**Set exercise:**
Which lines contain the word "structured"? Return each of them as written.

**Material for the task:**
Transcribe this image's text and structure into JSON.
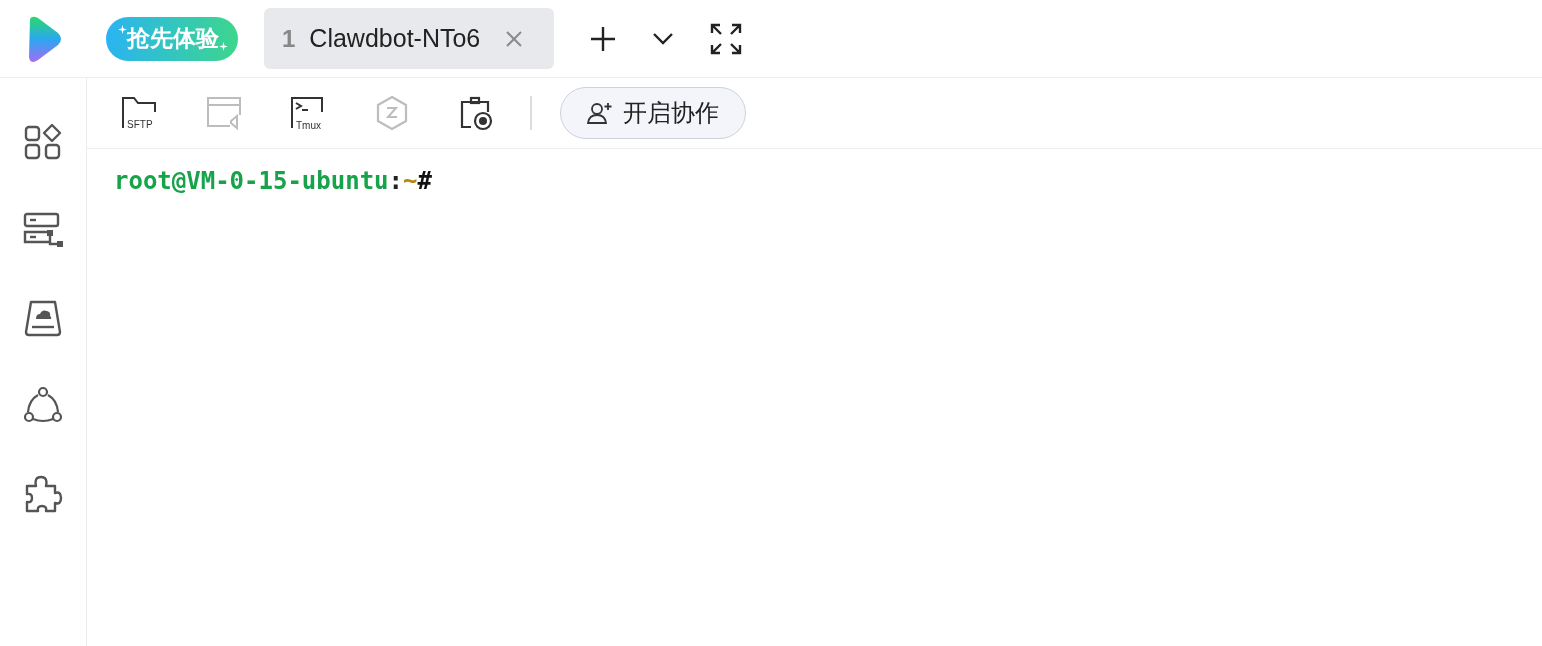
{
  "header": {
    "badge": "抢先体验",
    "tabs": [
      {
        "number": "1",
        "title": "Clawdbot-NTo6",
        "selected": true
      }
    ]
  },
  "sidebar": {
    "items": [
      {
        "kind": "apps"
      },
      {
        "kind": "servers"
      },
      {
        "kind": "drive"
      },
      {
        "kind": "network"
      },
      {
        "kind": "plugins"
      }
    ]
  },
  "toolbar": {
    "items": [
      {
        "kind": "sftp",
        "label": "SFTP",
        "disabled": false
      },
      {
        "kind": "editor",
        "disabled": true
      },
      {
        "kind": "tmux",
        "label": "Tmux",
        "disabled": false
      },
      {
        "kind": "hexagon",
        "disabled": true
      },
      {
        "kind": "record",
        "disabled": false
      }
    ],
    "collab_button": "开启协作"
  },
  "terminal": {
    "lines": [
      {
        "user": "root@VM-0-15-ubuntu",
        "separator": ":",
        "path": "~",
        "prompt": "#"
      }
    ]
  }
}
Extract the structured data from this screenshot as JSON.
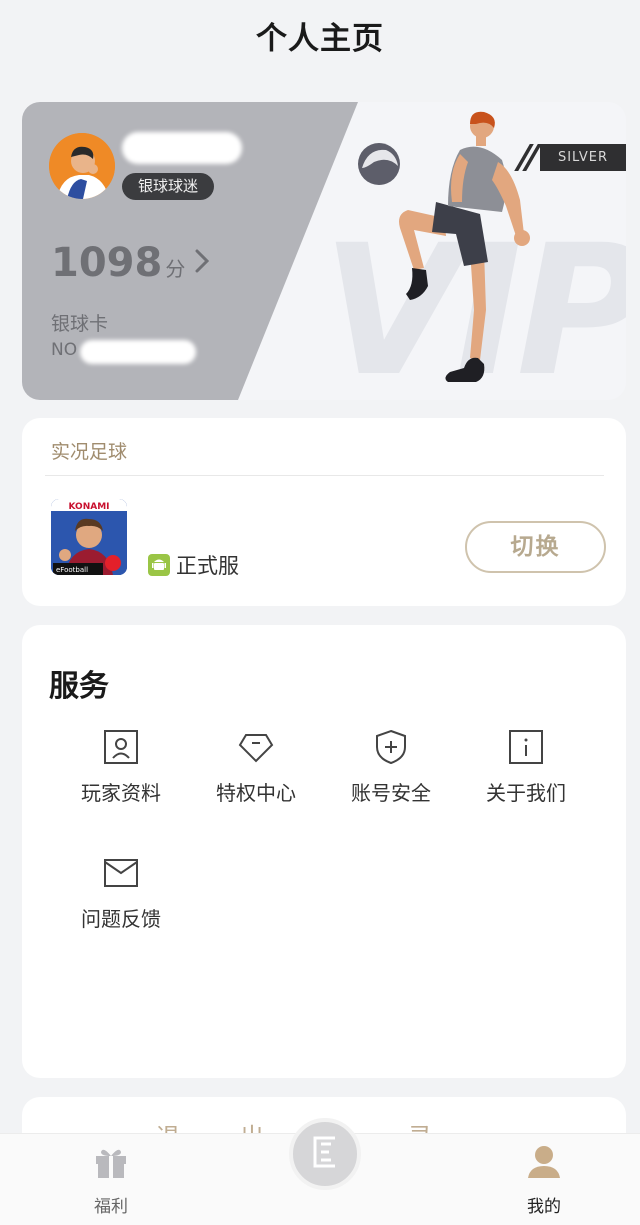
{
  "header": {
    "title": "个人主页"
  },
  "vip_card": {
    "rank": "银球球迷",
    "points": "1098",
    "points_unit": "分",
    "card_name": "银球卡",
    "card_no_prefix": "NO",
    "tier_badge": "SILVER",
    "watermark": "VIP",
    "colors": {
      "panel": "#b3b4b9",
      "badge": "#3b3c3f"
    }
  },
  "game": {
    "section_title": "实况足球",
    "app_brand": "KONAMI",
    "app_title": "eFootball",
    "server_label": "正式服",
    "switch_label": "切换"
  },
  "services": {
    "title": "服务",
    "items": [
      {
        "label": "玩家资料",
        "icon": "profile-card-icon"
      },
      {
        "label": "特权中心",
        "icon": "privilege-diamond-icon"
      },
      {
        "label": "账号安全",
        "icon": "shield-icon"
      },
      {
        "label": "关于我们",
        "icon": "info-icon"
      },
      {
        "label": "问题反馈",
        "icon": "envelope-icon"
      }
    ]
  },
  "logout": {
    "label": "退出登录"
  },
  "tabbar": {
    "items": [
      {
        "label": "福利",
        "icon": "gift-icon",
        "color": "#666666"
      },
      {
        "label": "我的",
        "icon": "user-icon",
        "color": "#222222"
      }
    ],
    "center_icon": "home-logo-icon",
    "accent": "#c9ad89"
  }
}
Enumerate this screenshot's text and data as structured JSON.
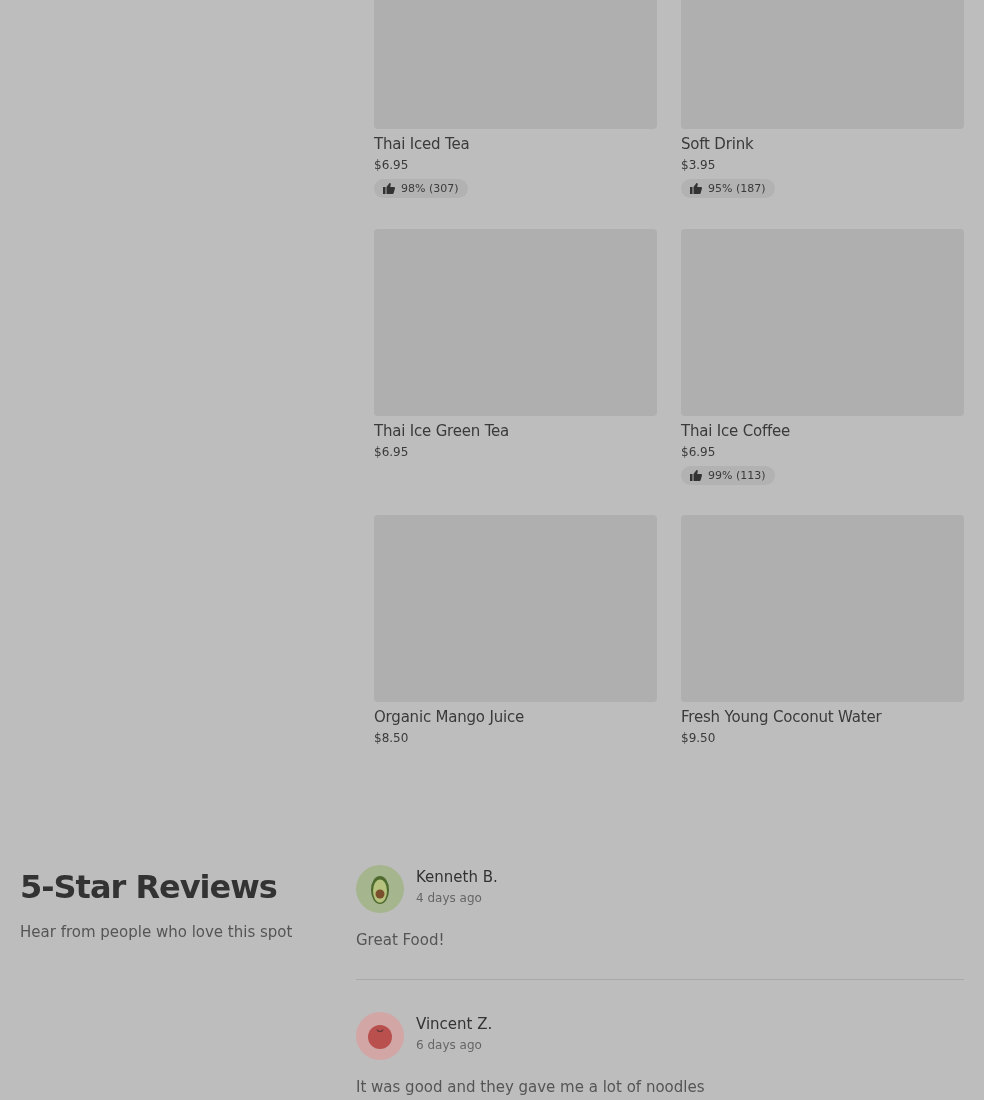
{
  "menu_items": [
    {
      "kind": "picture",
      "name": "Thai Iced Tea",
      "price": "$6.95",
      "rating": "98% (307)"
    },
    {
      "kind": "picture",
      "name": "Soft Drink",
      "price": "$3.95",
      "rating": "95% (187)"
    },
    {
      "kind": "picture",
      "name": "Thai Ice Green Tea",
      "price": "$6.95"
    },
    {
      "kind": "picture",
      "name": "Thai Ice Coffee",
      "price": "$6.95",
      "rating": "99% (113)"
    },
    {
      "kind": "picture",
      "name": "Organic Mango Juice",
      "price": "$8.50"
    },
    {
      "kind": "picture",
      "name": "Fresh Young Coconut Water",
      "price": "$9.50"
    }
  ],
  "reviews_section": {
    "title": "5-Star Reviews",
    "subtitle": "Hear from people who love this spot"
  },
  "reviews": [
    {
      "kind": "avocado",
      "name": "Kenneth B.",
      "time": "4 days ago",
      "text": "Great Food!"
    },
    {
      "kind": "tomato",
      "name": "Vincent Z.",
      "time": "6 days ago",
      "text": "It was good and they gave me a lot of noodles"
    }
  ]
}
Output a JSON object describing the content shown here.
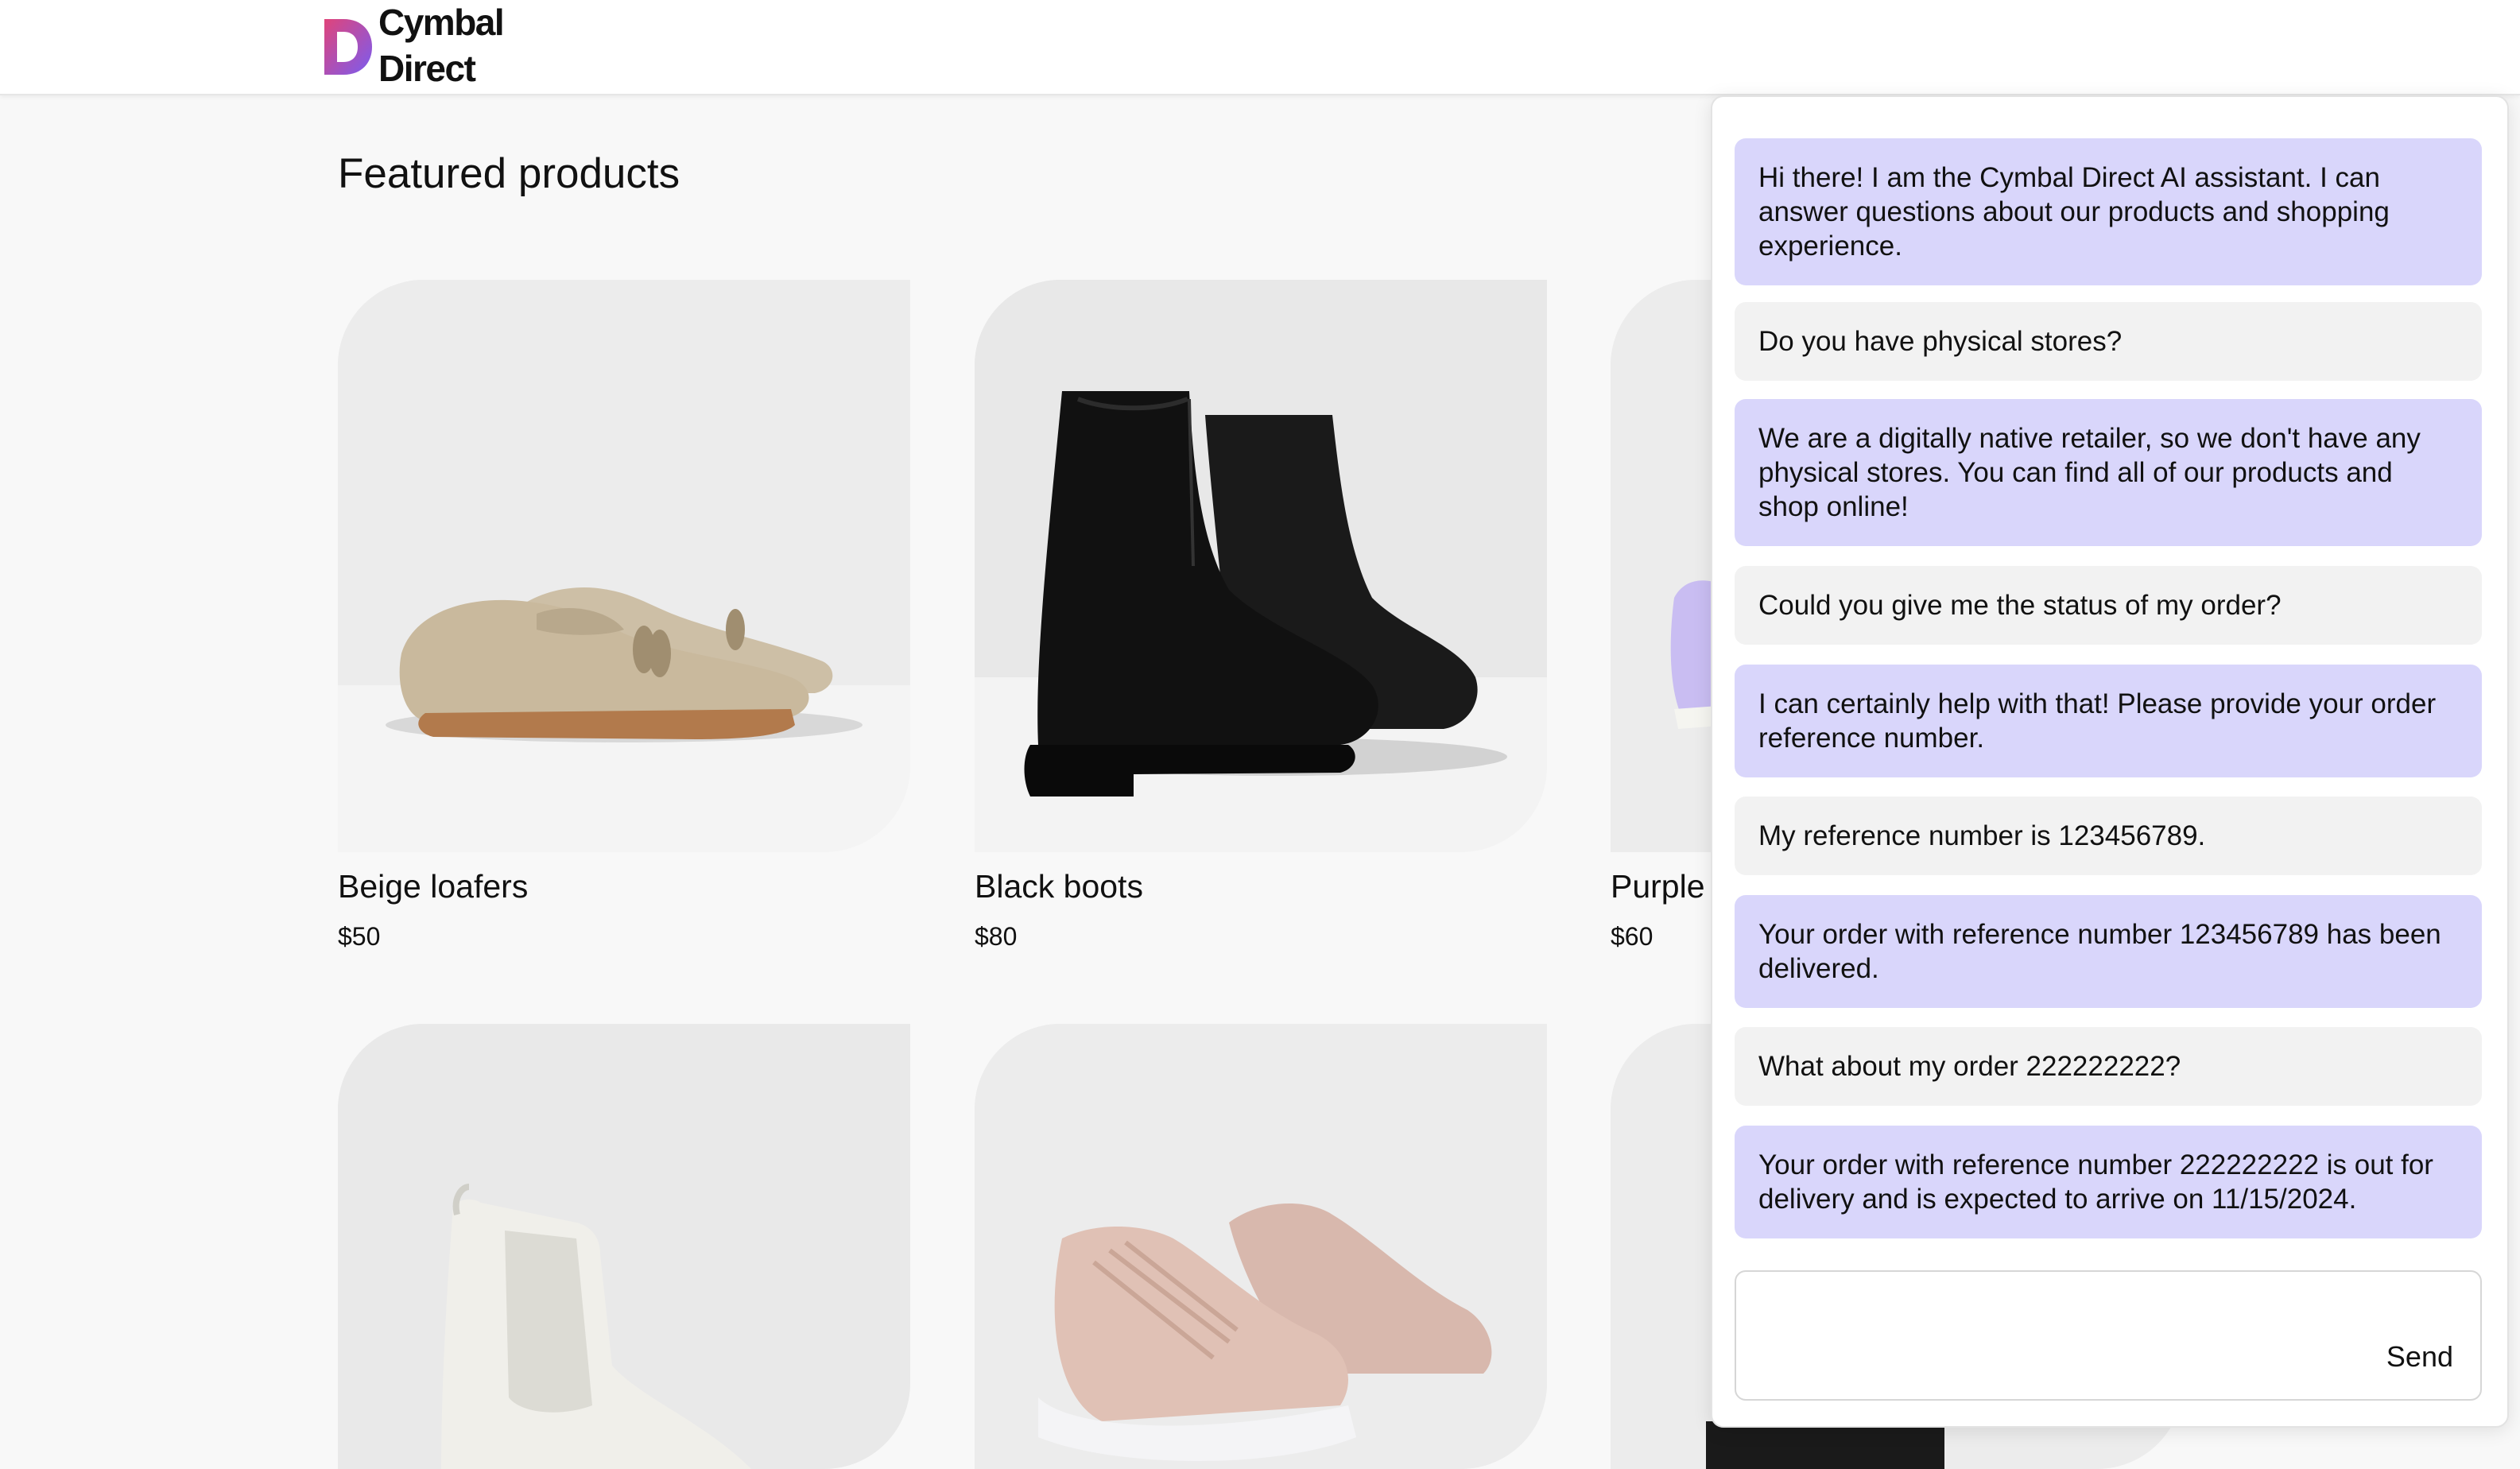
{
  "header": {
    "logo_line1": "Cymbal",
    "logo_line2": "Direct"
  },
  "main": {
    "title": "Featured products",
    "products": [
      {
        "name": "Beige loafers",
        "price": "$50"
      },
      {
        "name": "Black boots",
        "price": "$80"
      },
      {
        "name": "Purple",
        "price": "$60"
      }
    ]
  },
  "chat": {
    "messages": [
      {
        "role": "assistant",
        "text": "Hi there! I am the Cymbal Direct AI assistant. I can answer questions about our products and shopping experience."
      },
      {
        "role": "user",
        "text": "Do you have physical stores?"
      },
      {
        "role": "assistant",
        "text": "We are a digitally native retailer, so we don't have any physical stores. You can find all of our products and shop online!"
      },
      {
        "role": "user",
        "text": "Could you give me the status of my order?"
      },
      {
        "role": "assistant",
        "text": "I can certainly help with that! Please provide your order reference number."
      },
      {
        "role": "user",
        "text": "My reference number is 123456789."
      },
      {
        "role": "assistant",
        "text": "Your order with reference number 123456789 has been delivered."
      },
      {
        "role": "user",
        "text": "What about my order 222222222?"
      },
      {
        "role": "assistant",
        "text": "Your order with reference number 222222222 is out for delivery and is expected to arrive on 11/15/2024."
      }
    ],
    "input_value": "",
    "send_label": "Send"
  },
  "colors": {
    "assistant_bubble": "#d9d6fb",
    "user_bubble": "#f2f2f2",
    "logo_gradient_start": "#e0447a",
    "logo_gradient_end": "#7a5cf0"
  }
}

**Reply to the task:**
Extract the structured data from this screenshot as JSON.
Enumerate this screenshot's text and data as structured JSON.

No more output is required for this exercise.